## EXERCISE OBJECTIVE
Report the total number of lines that include the string "coordinate", without any other text.

------------------------------------------------------------

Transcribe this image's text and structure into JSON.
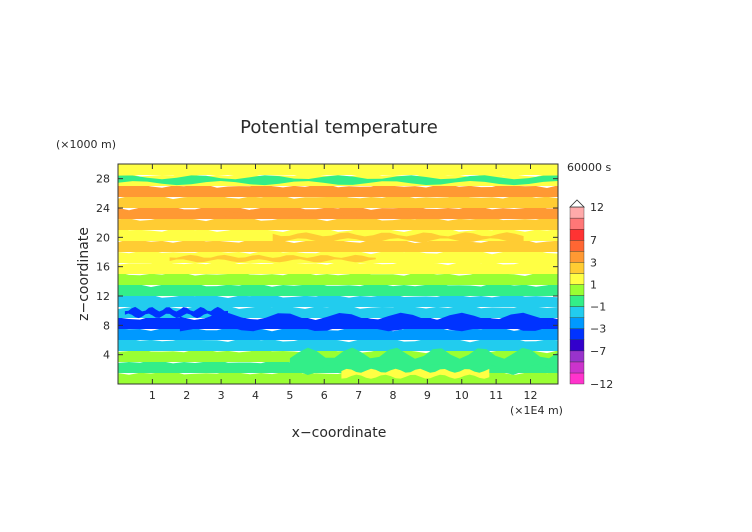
{
  "chart_data": {
    "type": "heatmap",
    "title": "Potential temperature",
    "xlabel": "x−coordinate",
    "ylabel": "z−coordinate",
    "x_unit": "(×1E4 m)",
    "y_unit": "(×1000 m)",
    "time_label": "60000 s",
    "xlim": [
      0,
      12.8
    ],
    "ylim": [
      0,
      30
    ],
    "x_ticks": [
      "1",
      "2",
      "3",
      "4",
      "5",
      "6",
      "7",
      "8",
      "9",
      "10",
      "11",
      "12"
    ],
    "y_ticks": [
      "4",
      "8",
      "12",
      "16",
      "20",
      "24",
      "28"
    ],
    "colorbar": {
      "tick_labels": [
        "12",
        "7",
        "3",
        "1",
        "−1",
        "−3",
        "−7",
        "−12"
      ],
      "tick_values": [
        12,
        7,
        3,
        1,
        -1,
        -3,
        -7,
        -12
      ],
      "levels": [
        {
          "value": -12,
          "color": "#ff33cc"
        },
        {
          "value": -11,
          "color": "#cc33cc"
        },
        {
          "value": -9,
          "color": "#9933cc"
        },
        {
          "value": -7,
          "color": "#3300cc"
        },
        {
          "value": -5,
          "color": "#0033ff"
        },
        {
          "value": -3,
          "color": "#0099ff"
        },
        {
          "value": -2,
          "color": "#22ccee"
        },
        {
          "value": -1,
          "color": "#33ee88"
        },
        {
          "value": 0,
          "color": "#99ff33"
        },
        {
          "value": 1,
          "color": "#ffff44"
        },
        {
          "value": 2,
          "color": "#ffcc33"
        },
        {
          "value": 3,
          "color": "#ff9933"
        },
        {
          "value": 5,
          "color": "#ff6633"
        },
        {
          "value": 7,
          "color": "#ff3333"
        },
        {
          "value": 9,
          "color": "#ff7777"
        },
        {
          "value": 12,
          "color": "#ffaaaa"
        }
      ]
    },
    "bands": [
      {
        "z": [
          0,
          1.5
        ],
        "value": 0.3
      },
      {
        "z": [
          1.5,
          3
        ],
        "value": -0.5
      },
      {
        "z": [
          3,
          4.5
        ],
        "value": 0.2
      },
      {
        "z": [
          4.5,
          6
        ],
        "value": -1.5
      },
      {
        "z": [
          6,
          7.5
        ],
        "value": -2.2
      },
      {
        "z": [
          7.5,
          9
        ],
        "value": -3.5
      },
      {
        "z": [
          9,
          10.5
        ],
        "value": -2.0
      },
      {
        "z": [
          10.5,
          12
        ],
        "value": -1.5
      },
      {
        "z": [
          12,
          13.5
        ],
        "value": -0.7
      },
      {
        "z": [
          13.5,
          15
        ],
        "value": 0.4
      },
      {
        "z": [
          15,
          16.5
        ],
        "value": 1.4
      },
      {
        "z": [
          16.5,
          18
        ],
        "value": 1.0
      },
      {
        "z": [
          18,
          19.5
        ],
        "value": 2.3
      },
      {
        "z": [
          19.5,
          21
        ],
        "value": 1.3
      },
      {
        "z": [
          21,
          22.5
        ],
        "value": 2.5
      },
      {
        "z": [
          22.5,
          24
        ],
        "value": 3.2
      },
      {
        "z": [
          24,
          25.5
        ],
        "value": 2.2
      },
      {
        "z": [
          25.5,
          27
        ],
        "value": 3.0
      },
      {
        "z": [
          27,
          28.5
        ],
        "value": 1.2
      },
      {
        "z": [
          28.5,
          30
        ],
        "value": 1.4
      }
    ],
    "features": [
      {
        "x": [
          1.8,
          12.5
        ],
        "z": [
          7.7,
          9.2
        ],
        "value": -3.6
      },
      {
        "x": [
          0.2,
          3.2
        ],
        "z": [
          9.3,
          10.2
        ],
        "value": -3.2
      },
      {
        "x": [
          5.0,
          12.8
        ],
        "z": [
          2.0,
          4.2
        ],
        "value": -0.7
      },
      {
        "x": [
          6.5,
          10.8
        ],
        "z": [
          1.0,
          1.8
        ],
        "value": 1.2
      },
      {
        "x": [
          0.0,
          12.8
        ],
        "z": [
          27.4,
          28.2
        ],
        "value": -0.2
      },
      {
        "x": [
          3.0,
          9.5
        ],
        "z": [
          22.8,
          23.6
        ],
        "value": 3.6
      },
      {
        "x": [
          4.5,
          11.8
        ],
        "z": [
          19.6,
          20.4
        ],
        "value": 2.6
      },
      {
        "x": [
          1.5,
          7.5
        ],
        "z": [
          16.8,
          17.4
        ],
        "value": 2.1
      }
    ]
  }
}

------------------------------------------------------------

## EXERCISE RESPONSE
2